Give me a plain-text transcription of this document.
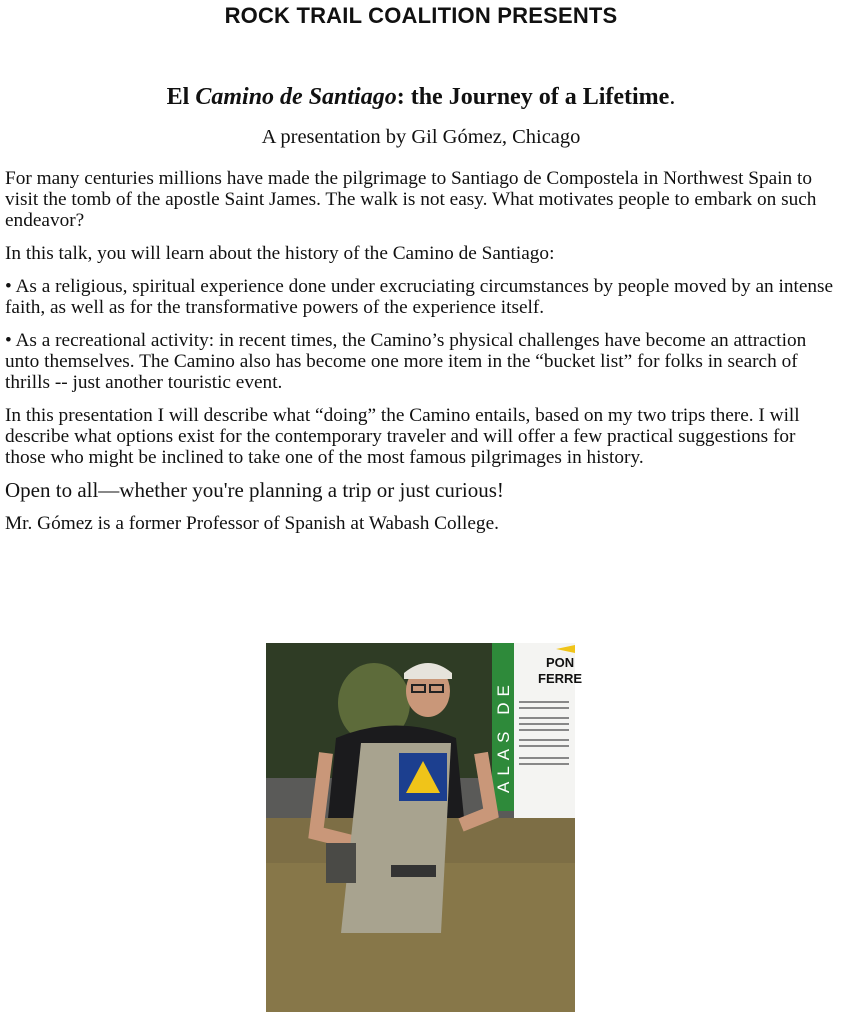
ROCK TRAIL COALITION PRESENTS
El Camino de Santiago: the Journey of a Lifetime.
A presentation by Gil Gómez, Chicago

For many centuries millions have made the pilgrimage to Santiago de Compostela in Northwest Spain to visit the tomb of the apostle Saint James. The walk is not easy. What motivates people to embark on such endeavor?

In this talk, you will learn about the history of the Camino de Santiago:

• As a religious, spiritual experience done under excruciating circumstances by people moved by an intense faith, as well as for the transformative powers of the experience itself.

• As a recreational activity: in recent times, the Camino’s physical challenges have become an attraction unto themselves. The Camino also has become one more item in the “bucket list” for folks in search of thrills -- just another touristic event.

In this presentation I will describe what “doing” the Camino entails, based on my two trips there. I will describe what options exist for the contemporary traveler and will offer a few practical suggestions for those who might be inclined to take one of the most famous pilgrimages in history.

Open to all—whether you're planning a trip or just curious!

Mr. Gómez is a former Professor of Spanish at Wabash College.

PON
FERRE
ALAS DE
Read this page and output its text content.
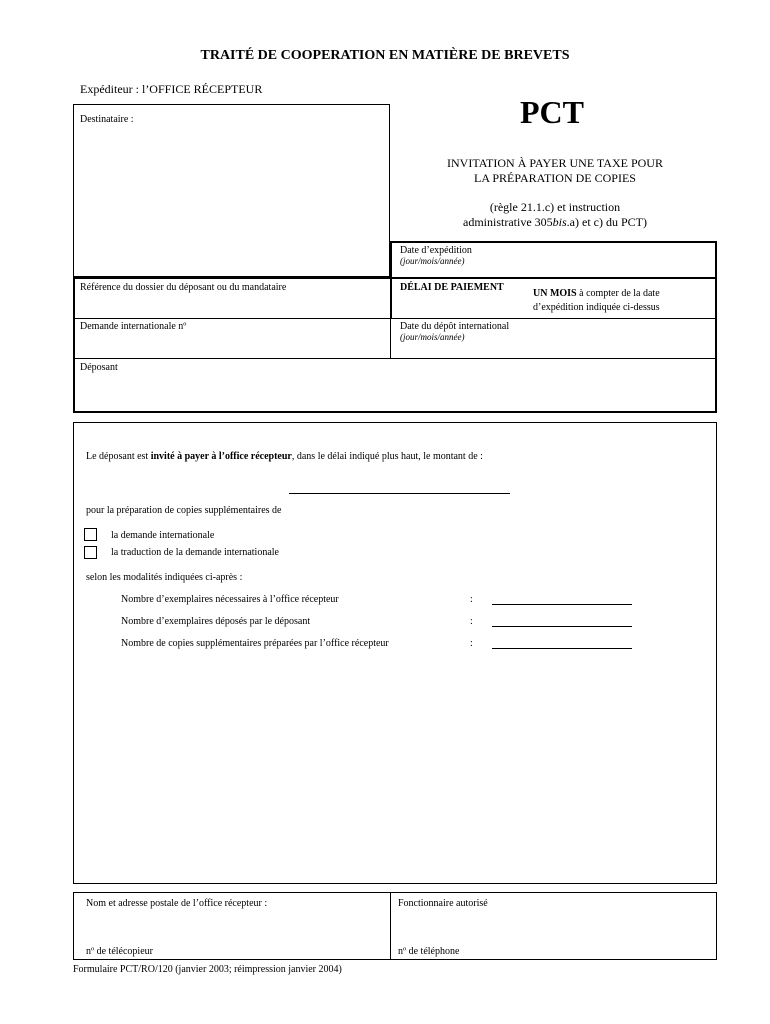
TRAITÉ DE COOPERATION EN MATIÈRE DE BREVETS
Expéditeur : l’OFFICE RÉCEPTEUR
Destinataire :	PCT
INVITATION À PAYER UNE TAXE POUR
LA PRÉPARATION DE COPIES
(règle 21.1.c) et instruction
administrative 305bis.a) et c) du PCT)
Date d’expédition
(jour/mois/année)
Référence du dossier du déposant ou du mandataire	DÉLAI DE PAIEMENT
UN MOIS à compter de la date
d’expédition indiquée ci-dessus
Demande internationale nº	Date du dépôt international
(jour/mois/année)
Déposant
Le déposant est invité à payer à l’office récepteur, dans le délai indiqué plus haut, le montant de :
pour la préparation de copies supplémentaires de
la demande internationale
la traduction de la demande internationale
selon les modalités indiquées ci-après :
Nombre d’exemplaires nécessaires à l’office récepteur	:
Nombre d’exemplaires déposés par le déposant	:
Nombre de copies supplémentaires préparées par l’office récepteur	:
Nom et adresse postale de l’office récepteur :
nº de télécopieur
Fonctionnaire autorisé
nº de téléphone
Formulaire PCT/RO/120 (janvier 2003; réimpression janvier 2004)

◆ ◆ ◆ ◆ ◆ ◆ ◆

TASK OBJECTIVE
Return every line of the preceding records in which the word "presentation" appears.

SOLVED PROBLEM
A presentation by Gil Gómez, Chicago
In this presentation I will describe what “doing” the Camino entails, based on my two trips there. I will describe what options exist for the contemporary traveler and will offer a few practical suggestions for those who might be inclined to take one of the most famous pilgrimages in history.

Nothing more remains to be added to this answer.